Data excerpts
========================================================================

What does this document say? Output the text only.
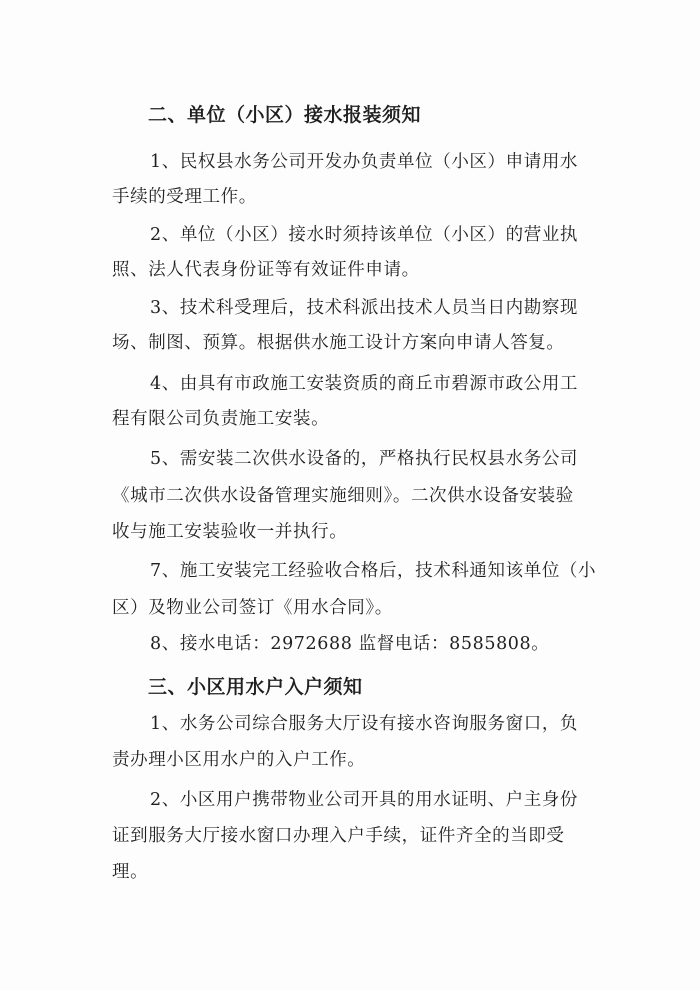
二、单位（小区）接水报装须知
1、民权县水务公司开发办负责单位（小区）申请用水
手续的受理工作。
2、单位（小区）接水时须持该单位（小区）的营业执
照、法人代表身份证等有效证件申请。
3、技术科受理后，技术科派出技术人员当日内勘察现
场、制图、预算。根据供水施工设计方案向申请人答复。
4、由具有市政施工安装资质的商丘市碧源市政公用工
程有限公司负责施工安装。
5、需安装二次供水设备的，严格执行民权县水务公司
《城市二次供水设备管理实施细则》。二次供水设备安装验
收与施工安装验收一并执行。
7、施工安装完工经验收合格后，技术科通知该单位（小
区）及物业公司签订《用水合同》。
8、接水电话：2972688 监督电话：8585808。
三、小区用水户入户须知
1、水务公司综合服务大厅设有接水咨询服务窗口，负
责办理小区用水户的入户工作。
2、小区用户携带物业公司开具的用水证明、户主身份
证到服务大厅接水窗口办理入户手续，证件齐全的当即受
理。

========================================================================

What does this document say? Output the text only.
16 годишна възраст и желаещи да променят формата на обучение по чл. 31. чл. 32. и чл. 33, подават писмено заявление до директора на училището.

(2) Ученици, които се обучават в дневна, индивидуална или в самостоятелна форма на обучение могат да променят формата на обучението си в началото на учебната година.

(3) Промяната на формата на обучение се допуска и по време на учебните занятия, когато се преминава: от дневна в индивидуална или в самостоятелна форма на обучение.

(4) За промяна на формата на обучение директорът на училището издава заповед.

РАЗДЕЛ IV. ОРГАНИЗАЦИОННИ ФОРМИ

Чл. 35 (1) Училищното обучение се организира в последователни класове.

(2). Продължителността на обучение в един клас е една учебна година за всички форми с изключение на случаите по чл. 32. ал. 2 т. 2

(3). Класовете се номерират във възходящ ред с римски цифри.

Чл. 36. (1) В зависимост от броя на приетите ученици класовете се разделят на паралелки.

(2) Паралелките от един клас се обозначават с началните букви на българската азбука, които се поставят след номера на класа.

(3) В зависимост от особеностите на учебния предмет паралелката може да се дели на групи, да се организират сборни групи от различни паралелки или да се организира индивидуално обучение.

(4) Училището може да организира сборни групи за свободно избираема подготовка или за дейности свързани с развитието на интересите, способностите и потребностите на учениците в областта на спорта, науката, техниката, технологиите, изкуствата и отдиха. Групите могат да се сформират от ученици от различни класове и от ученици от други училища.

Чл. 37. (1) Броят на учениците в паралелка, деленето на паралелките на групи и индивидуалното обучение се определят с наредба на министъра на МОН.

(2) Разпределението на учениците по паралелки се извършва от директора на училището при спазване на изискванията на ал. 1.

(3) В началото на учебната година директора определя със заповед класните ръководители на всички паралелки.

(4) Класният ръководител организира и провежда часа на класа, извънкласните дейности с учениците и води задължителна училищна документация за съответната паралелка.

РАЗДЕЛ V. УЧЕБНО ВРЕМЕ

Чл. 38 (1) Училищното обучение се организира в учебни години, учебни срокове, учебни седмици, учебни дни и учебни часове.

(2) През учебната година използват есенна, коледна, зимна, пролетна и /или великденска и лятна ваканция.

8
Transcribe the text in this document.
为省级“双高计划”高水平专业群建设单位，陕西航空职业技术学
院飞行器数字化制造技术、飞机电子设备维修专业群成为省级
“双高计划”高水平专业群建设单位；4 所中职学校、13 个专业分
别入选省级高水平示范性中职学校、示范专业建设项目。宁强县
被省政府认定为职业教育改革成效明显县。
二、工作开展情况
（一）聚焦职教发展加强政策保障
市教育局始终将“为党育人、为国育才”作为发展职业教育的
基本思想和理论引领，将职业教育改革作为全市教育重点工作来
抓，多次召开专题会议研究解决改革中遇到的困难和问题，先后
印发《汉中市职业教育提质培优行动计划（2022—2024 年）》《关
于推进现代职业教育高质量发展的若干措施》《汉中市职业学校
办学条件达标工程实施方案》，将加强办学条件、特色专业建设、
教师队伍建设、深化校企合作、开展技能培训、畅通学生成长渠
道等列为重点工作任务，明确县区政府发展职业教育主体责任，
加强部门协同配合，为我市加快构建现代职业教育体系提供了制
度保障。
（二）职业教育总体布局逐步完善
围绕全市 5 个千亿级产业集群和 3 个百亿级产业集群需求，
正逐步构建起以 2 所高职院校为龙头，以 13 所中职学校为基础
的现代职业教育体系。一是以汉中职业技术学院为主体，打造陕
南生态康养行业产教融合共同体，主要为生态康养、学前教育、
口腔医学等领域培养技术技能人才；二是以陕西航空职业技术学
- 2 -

========================================================================

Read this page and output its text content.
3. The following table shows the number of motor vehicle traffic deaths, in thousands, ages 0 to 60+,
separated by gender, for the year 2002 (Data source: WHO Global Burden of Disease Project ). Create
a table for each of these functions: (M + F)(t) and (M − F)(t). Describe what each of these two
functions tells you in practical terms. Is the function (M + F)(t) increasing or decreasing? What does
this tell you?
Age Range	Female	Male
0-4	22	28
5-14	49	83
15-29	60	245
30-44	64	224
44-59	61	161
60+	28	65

========================================================================

> **Work to be completed**
Your task is to gather every line with the word "година" and copy it.

> **Answer to the exercise**
(2) Ученици, които се обучават в дневна, индивидуална или в самостоятелна форма на обучение могат да променят формата на обучението си в началото на учебната година.
(2). Продължителността на обучение в един клас е една учебна година за всички форми с изключение на случаите по чл. 32. ал. 2 т. 2
(3) В началото на учебната година директора определя със заповед класните ръководители на всички паралелки.
(2) През учебната година използват есенна, коледна, зимна, пролетна и /или великденска и лятна ваканция.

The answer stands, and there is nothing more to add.